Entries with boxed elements
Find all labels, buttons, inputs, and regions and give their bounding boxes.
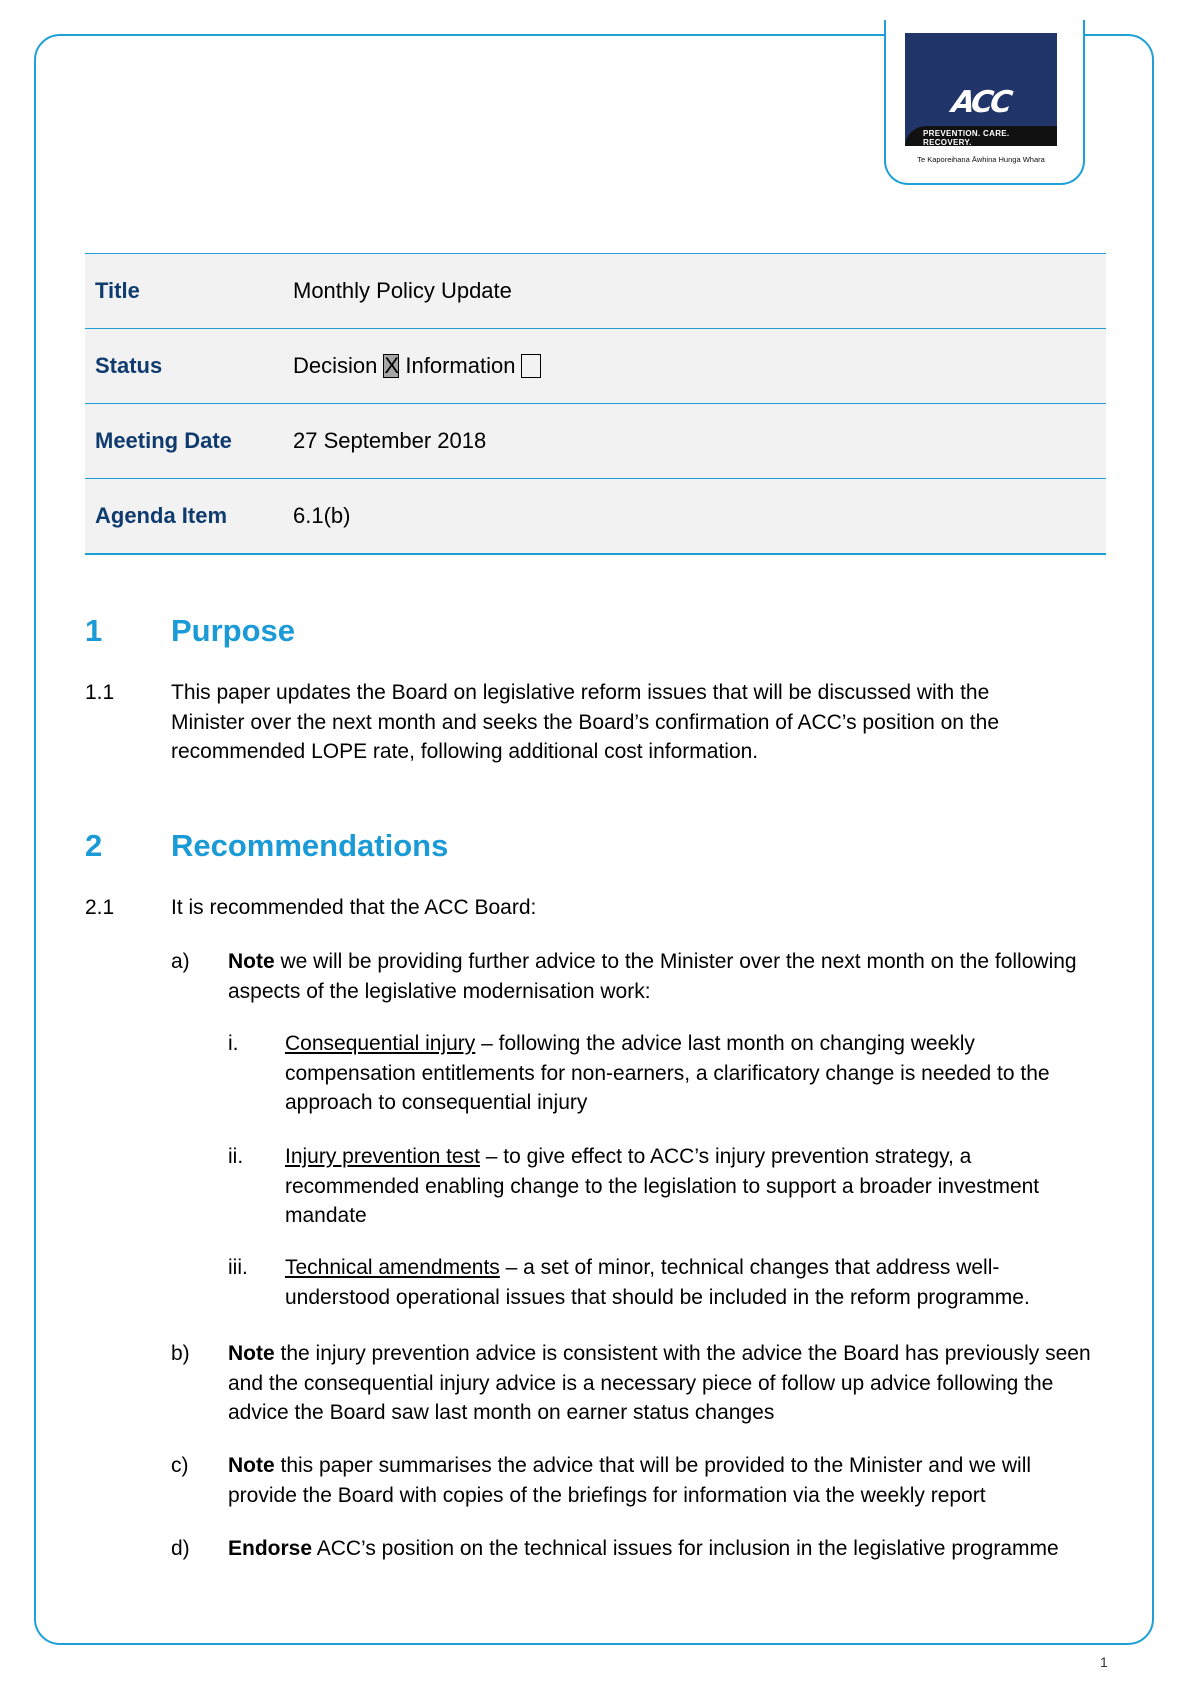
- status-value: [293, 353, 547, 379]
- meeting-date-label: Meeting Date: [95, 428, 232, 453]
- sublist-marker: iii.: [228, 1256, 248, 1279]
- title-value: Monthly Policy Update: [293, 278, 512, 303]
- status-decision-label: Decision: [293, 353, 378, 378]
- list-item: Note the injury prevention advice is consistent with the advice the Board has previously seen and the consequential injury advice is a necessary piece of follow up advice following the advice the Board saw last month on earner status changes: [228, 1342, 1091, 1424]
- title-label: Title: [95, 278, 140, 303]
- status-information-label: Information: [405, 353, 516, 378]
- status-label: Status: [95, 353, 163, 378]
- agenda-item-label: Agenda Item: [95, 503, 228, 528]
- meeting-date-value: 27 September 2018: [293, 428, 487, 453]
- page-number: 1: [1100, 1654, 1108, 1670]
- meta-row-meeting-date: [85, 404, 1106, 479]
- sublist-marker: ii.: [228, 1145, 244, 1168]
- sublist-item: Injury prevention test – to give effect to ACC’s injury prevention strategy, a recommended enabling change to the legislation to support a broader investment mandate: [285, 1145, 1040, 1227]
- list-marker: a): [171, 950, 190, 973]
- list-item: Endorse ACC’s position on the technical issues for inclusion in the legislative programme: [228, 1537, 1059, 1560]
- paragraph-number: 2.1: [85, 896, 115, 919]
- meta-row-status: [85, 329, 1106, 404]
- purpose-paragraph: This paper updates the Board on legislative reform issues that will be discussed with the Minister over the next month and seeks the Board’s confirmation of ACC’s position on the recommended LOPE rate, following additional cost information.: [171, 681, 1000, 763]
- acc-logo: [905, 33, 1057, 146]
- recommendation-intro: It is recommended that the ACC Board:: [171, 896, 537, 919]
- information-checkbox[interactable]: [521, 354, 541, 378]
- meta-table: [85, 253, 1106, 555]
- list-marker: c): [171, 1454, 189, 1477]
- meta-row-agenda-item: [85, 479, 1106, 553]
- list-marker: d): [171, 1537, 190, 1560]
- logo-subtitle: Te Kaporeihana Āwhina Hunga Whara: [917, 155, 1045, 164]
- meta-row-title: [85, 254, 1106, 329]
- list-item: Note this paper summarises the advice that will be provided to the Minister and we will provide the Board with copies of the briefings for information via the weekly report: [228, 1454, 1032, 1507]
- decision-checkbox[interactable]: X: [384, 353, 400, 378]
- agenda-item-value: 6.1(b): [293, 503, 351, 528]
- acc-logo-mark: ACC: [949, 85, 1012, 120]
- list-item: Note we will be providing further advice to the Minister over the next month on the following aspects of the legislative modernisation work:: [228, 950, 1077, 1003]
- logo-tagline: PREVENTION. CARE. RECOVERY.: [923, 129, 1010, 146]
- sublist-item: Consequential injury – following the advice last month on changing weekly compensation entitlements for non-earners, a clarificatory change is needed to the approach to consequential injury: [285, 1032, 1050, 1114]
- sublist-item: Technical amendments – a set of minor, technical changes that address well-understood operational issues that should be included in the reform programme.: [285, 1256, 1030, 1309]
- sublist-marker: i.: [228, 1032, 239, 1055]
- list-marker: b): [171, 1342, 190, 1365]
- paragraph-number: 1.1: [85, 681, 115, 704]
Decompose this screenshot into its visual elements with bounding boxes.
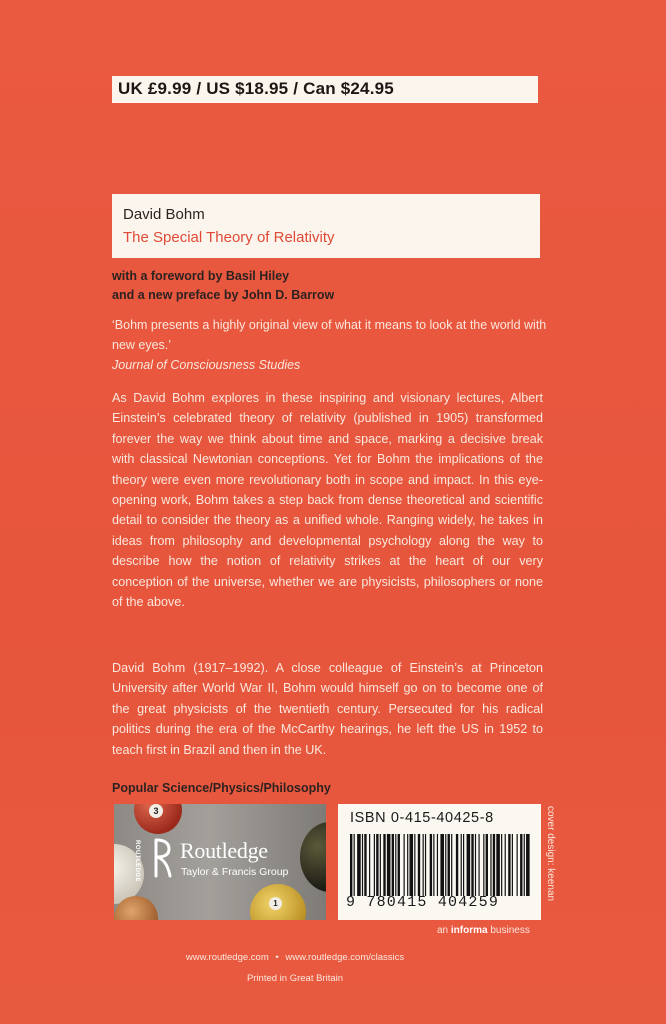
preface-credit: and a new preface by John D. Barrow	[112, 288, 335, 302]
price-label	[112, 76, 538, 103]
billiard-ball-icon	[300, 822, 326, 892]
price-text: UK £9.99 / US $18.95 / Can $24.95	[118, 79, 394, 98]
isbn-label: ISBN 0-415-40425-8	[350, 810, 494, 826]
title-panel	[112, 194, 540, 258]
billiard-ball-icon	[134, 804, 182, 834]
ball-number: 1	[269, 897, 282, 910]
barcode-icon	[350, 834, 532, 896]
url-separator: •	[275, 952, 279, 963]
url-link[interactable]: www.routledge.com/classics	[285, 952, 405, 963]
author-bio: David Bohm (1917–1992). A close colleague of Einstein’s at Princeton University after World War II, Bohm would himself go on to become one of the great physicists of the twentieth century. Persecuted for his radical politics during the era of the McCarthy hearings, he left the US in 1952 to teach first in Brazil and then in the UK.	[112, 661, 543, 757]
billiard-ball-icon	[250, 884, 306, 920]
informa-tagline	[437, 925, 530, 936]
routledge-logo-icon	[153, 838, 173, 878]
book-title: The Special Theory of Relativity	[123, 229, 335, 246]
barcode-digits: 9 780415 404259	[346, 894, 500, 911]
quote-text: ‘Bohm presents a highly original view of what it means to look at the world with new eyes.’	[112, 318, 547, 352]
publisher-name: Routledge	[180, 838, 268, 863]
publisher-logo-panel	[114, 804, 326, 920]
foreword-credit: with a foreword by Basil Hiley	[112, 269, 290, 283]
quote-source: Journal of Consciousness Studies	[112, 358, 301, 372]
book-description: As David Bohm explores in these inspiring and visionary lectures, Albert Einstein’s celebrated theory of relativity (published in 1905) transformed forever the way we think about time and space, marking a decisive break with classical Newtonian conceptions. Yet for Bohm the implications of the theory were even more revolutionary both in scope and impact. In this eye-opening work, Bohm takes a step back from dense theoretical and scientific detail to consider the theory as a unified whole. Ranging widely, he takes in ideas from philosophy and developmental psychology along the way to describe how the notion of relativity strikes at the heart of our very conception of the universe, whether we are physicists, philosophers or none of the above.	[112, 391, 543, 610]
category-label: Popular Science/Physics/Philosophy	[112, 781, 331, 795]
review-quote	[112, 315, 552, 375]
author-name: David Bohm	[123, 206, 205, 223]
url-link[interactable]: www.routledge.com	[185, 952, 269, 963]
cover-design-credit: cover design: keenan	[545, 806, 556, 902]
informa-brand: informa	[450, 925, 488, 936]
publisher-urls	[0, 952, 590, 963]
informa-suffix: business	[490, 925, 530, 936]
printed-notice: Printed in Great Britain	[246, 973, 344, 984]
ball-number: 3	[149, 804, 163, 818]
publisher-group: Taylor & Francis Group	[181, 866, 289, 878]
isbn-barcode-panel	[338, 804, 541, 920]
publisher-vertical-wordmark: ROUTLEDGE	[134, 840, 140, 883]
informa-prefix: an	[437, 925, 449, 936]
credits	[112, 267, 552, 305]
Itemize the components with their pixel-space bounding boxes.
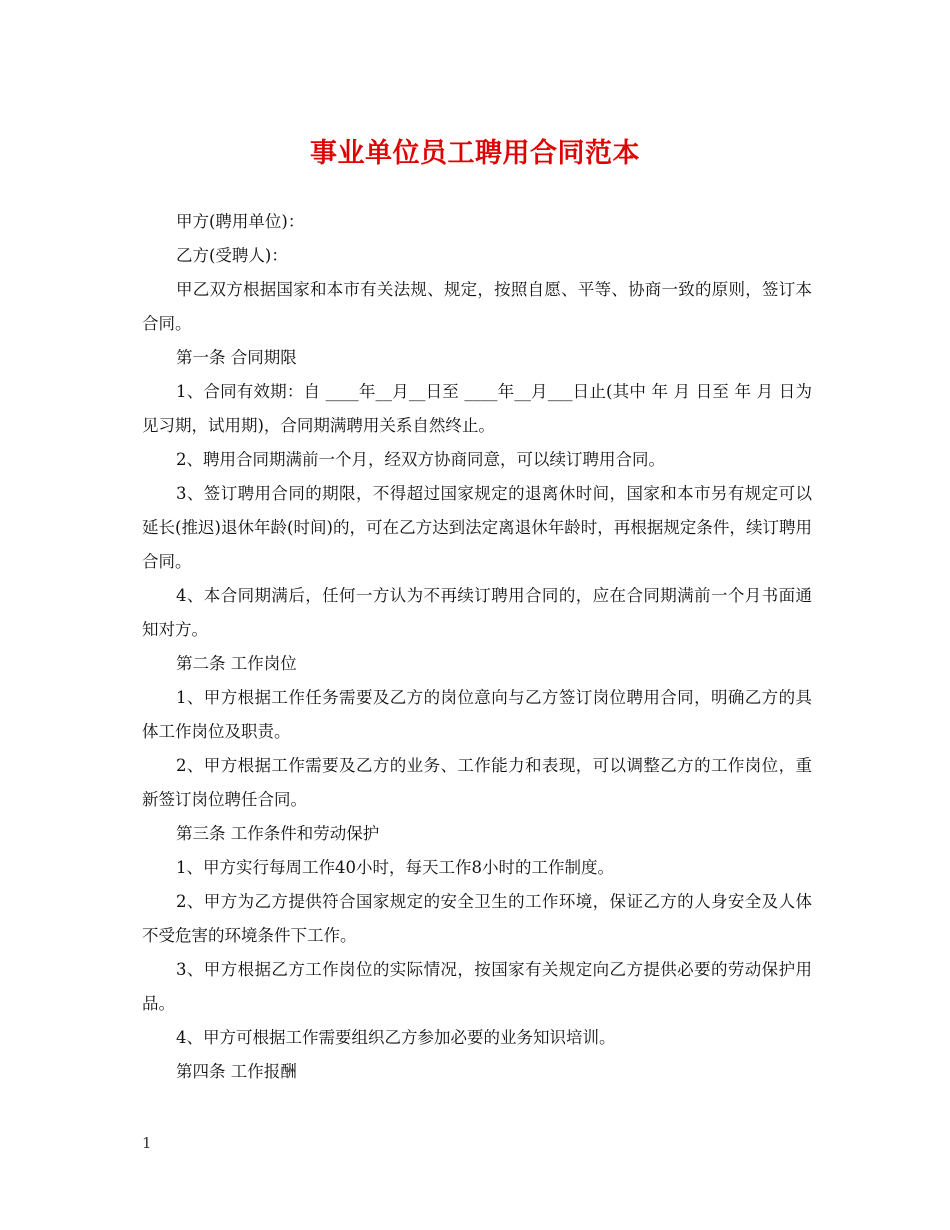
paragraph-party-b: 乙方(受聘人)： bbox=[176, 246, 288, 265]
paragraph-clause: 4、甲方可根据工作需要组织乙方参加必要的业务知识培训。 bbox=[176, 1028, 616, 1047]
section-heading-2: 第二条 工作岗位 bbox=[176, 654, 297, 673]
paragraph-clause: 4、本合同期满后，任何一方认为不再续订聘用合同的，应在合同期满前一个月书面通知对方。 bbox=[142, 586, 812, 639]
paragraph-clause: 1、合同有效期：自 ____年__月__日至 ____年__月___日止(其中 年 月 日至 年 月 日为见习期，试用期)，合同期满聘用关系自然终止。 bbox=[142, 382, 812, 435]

§ **Requirements**
Can you return every line of the entries above verbatim, leaving out the pictures?

§ **Task output**
Find all labels, buttons, inputs, and regions and give their bounding boxes.
- status-value: [293, 353, 547, 379]
- meeting-date-label: Meeting Date: [95, 428, 232, 453]
- sublist-marker: iii.: [228, 1256, 248, 1279]
- title-value: Monthly Policy Update: [293, 278, 512, 303]
- status-decision-label: Decision: [293, 353, 378, 378]
- list-item: Note the injury prevention advice is consistent with the advice the Board has previously seen and the consequential injury advice is a necessary piece of follow up advice following the advice the Board saw last month on earner status changes: [228, 1342, 1091, 1424]
- title-label: Title: [95, 278, 140, 303]
- status-information-label: Information: [405, 353, 516, 378]
- status-label: Status: [95, 353, 163, 378]
- agenda-item-label: Agenda Item: [95, 503, 228, 528]
- meeting-date-value: 27 September 2018: [293, 428, 487, 453]
- page-number: 1: [1100, 1654, 1108, 1670]
- meta-row-meeting-date: [85, 404, 1106, 479]
- sublist-marker: ii.: [228, 1145, 244, 1168]
- sublist-item: Injury prevention test – to give effect to ACC’s injury prevention strategy, a recommended enabling change to the legislation to support a broader investment mandate: [285, 1145, 1040, 1227]
- list-marker: a): [171, 950, 190, 973]
- list-item: Endorse ACC’s position on the technical issues for inclusion in the legislative programme: [228, 1537, 1059, 1560]
- paragraph-number: 2.1: [85, 896, 115, 919]
- meta-row-status: [85, 329, 1106, 404]
- purpose-paragraph: This paper updates the Board on legislative reform issues that will be discussed with the Minister over the next month and seeks the Board’s confirmation of ACC’s position on the recommended LOPE rate, following additional cost information.: [171, 681, 1000, 763]
- acc-logo: [905, 33, 1057, 146]
- recommendation-intro: It is recommended that the ACC Board:: [171, 896, 537, 919]
- information-checkbox[interactable]: [521, 354, 541, 378]
- meta-table: [85, 253, 1106, 555]
- list-marker: c): [171, 1454, 189, 1477]
- meta-row-agenda-item: [85, 479, 1106, 553]
- list-marker: d): [171, 1537, 190, 1560]
- logo-subtitle: Te Kaporeihana Āwhina Hunga Whara: [917, 155, 1045, 164]
- meta-row-title: [85, 254, 1106, 329]
- list-item: Note this paper summarises the advice that will be provided to the Minister and we will provide the Board with copies of the briefings for information via the weekly report: [228, 1454, 1032, 1507]
- decision-checkbox[interactable]: X: [384, 353, 400, 378]
- agenda-item-value: 6.1(b): [293, 503, 351, 528]
- acc-logo-mark: ACC: [949, 85, 1012, 120]
- list-item: Note we will be providing further advice to the Minister over the next month on the following aspects of the legislative modernisation work:: [228, 950, 1077, 1003]
- logo-tagline: PREVENTION. CARE. RECOVERY.: [923, 129, 1010, 146]
- sublist-item: Consequential injury – following the advice last month on changing weekly compensation entitlements for non-earners, a clarificatory change is needed to the approach to consequential injury: [285, 1032, 1050, 1114]
- sublist-item: Technical amendments – a set of minor, technical changes that address well-understood operational issues that should be included in the reform programme.: [285, 1256, 1030, 1309]
- sublist-marker: i.: [228, 1032, 239, 1055]
- list-marker: b): [171, 1342, 190, 1365]
- paragraph-number: 1.1: [85, 681, 115, 704]
Decompose this screenshot into its visual elements with bounding boxes.
preface-credit: and a new preface by John D. Barrow	[112, 288, 335, 302]
price-label	[112, 76, 538, 103]
billiard-ball-icon	[300, 822, 326, 892]
price-text: UK £9.99 / US $18.95 / Can $24.95	[118, 79, 394, 98]
isbn-label: ISBN 0-415-40425-8	[350, 810, 494, 826]
title-panel	[112, 194, 540, 258]
billiard-ball-icon	[134, 804, 182, 834]
ball-number: 1	[269, 897, 282, 910]
barcode-icon	[350, 834, 532, 896]
url-separator: •	[275, 952, 279, 963]
url-link[interactable]: www.routledge.com/classics	[285, 952, 405, 963]
author-bio: David Bohm (1917–1992). A close colleague of Einstein’s at Princeton University after World War II, Bohm would himself go on to become one of the great physicists of the twentieth century. Persecuted for his radical politics during the era of the McCarthy hearings, he left the US in 1952 to teach first in Brazil and then in the UK.	[112, 661, 543, 757]
billiard-ball-icon	[250, 884, 306, 920]
informa-tagline	[437, 925, 530, 936]
routledge-logo-icon	[153, 838, 173, 878]
book-title: The Special Theory of Relativity	[123, 229, 335, 246]
barcode-digits: 9 780415 404259	[346, 894, 500, 911]
quote-text: ‘Bohm presents a highly original view of what it means to look at the world with new eyes.’	[112, 318, 547, 352]
publisher-name: Routledge	[180, 838, 268, 863]
publisher-logo-panel	[114, 804, 326, 920]
foreword-credit: with a foreword by Basil Hiley	[112, 269, 290, 283]
quote-source: Journal of Consciousness Studies	[112, 358, 301, 372]
book-description: As David Bohm explores in these inspiring and visionary lectures, Albert Einstein’s celebrated theory of relativity (published in 1905) transformed forever the way we think about time and space, marking a decisive break with classical Newtonian conceptions. Yet for Bohm the implications of the theory were even more revolutionary both in scope and impact. In this eye-opening work, Bohm takes a step back from dense theoretical and scientific detail to consider the theory as a unified whole. Ranging widely, he takes in ideas from philosophy and developmental psychology along the way to describe how the notion of relativity strikes at the heart of our very conception of the universe, whether we are physicists, philosophers or none of the above.	[112, 391, 543, 610]
category-label: Popular Science/Physics/Philosophy	[112, 781, 331, 795]
review-quote	[112, 315, 552, 375]
author-name: David Bohm	[123, 206, 205, 223]
url-link[interactable]: www.routledge.com	[185, 952, 269, 963]
cover-design-credit: cover design: keenan	[545, 806, 556, 902]
informa-brand: informa	[450, 925, 488, 936]
publisher-urls	[0, 952, 590, 963]
informa-suffix: business	[490, 925, 530, 936]
printed-notice: Printed in Great Britain	[246, 973, 344, 984]
ball-number: 3	[149, 804, 163, 818]
publisher-group: Taylor & Francis Group	[181, 866, 289, 878]
isbn-barcode-panel	[338, 804, 541, 920]
publisher-vertical-wordmark: ROUTLEDGE	[134, 840, 140, 883]
informa-prefix: an	[437, 925, 449, 936]
credits	[112, 267, 552, 305]
Itemize the components with their pixel-space bounding boxes.
paragraph-party-b: 乙方(受聘人)： bbox=[176, 246, 288, 265]
paragraph-clause: 4、甲方可根据工作需要组织乙方参加必要的业务知识培训。 bbox=[176, 1028, 616, 1047]
section-heading-2: 第二条 工作岗位 bbox=[176, 654, 297, 673]
paragraph-clause: 4、本合同期满后，任何一方认为不再续订聘用合同的，应在合同期满前一个月书面通知对方。 bbox=[142, 586, 812, 639]
paragraph-clause: 1、合同有效期：自 ____年__月__日至 ____年__月___日止(其中 年 月 日至 年 月 日为见习期，试用期)，合同期满聘用关系自然终止。 bbox=[142, 382, 812, 435]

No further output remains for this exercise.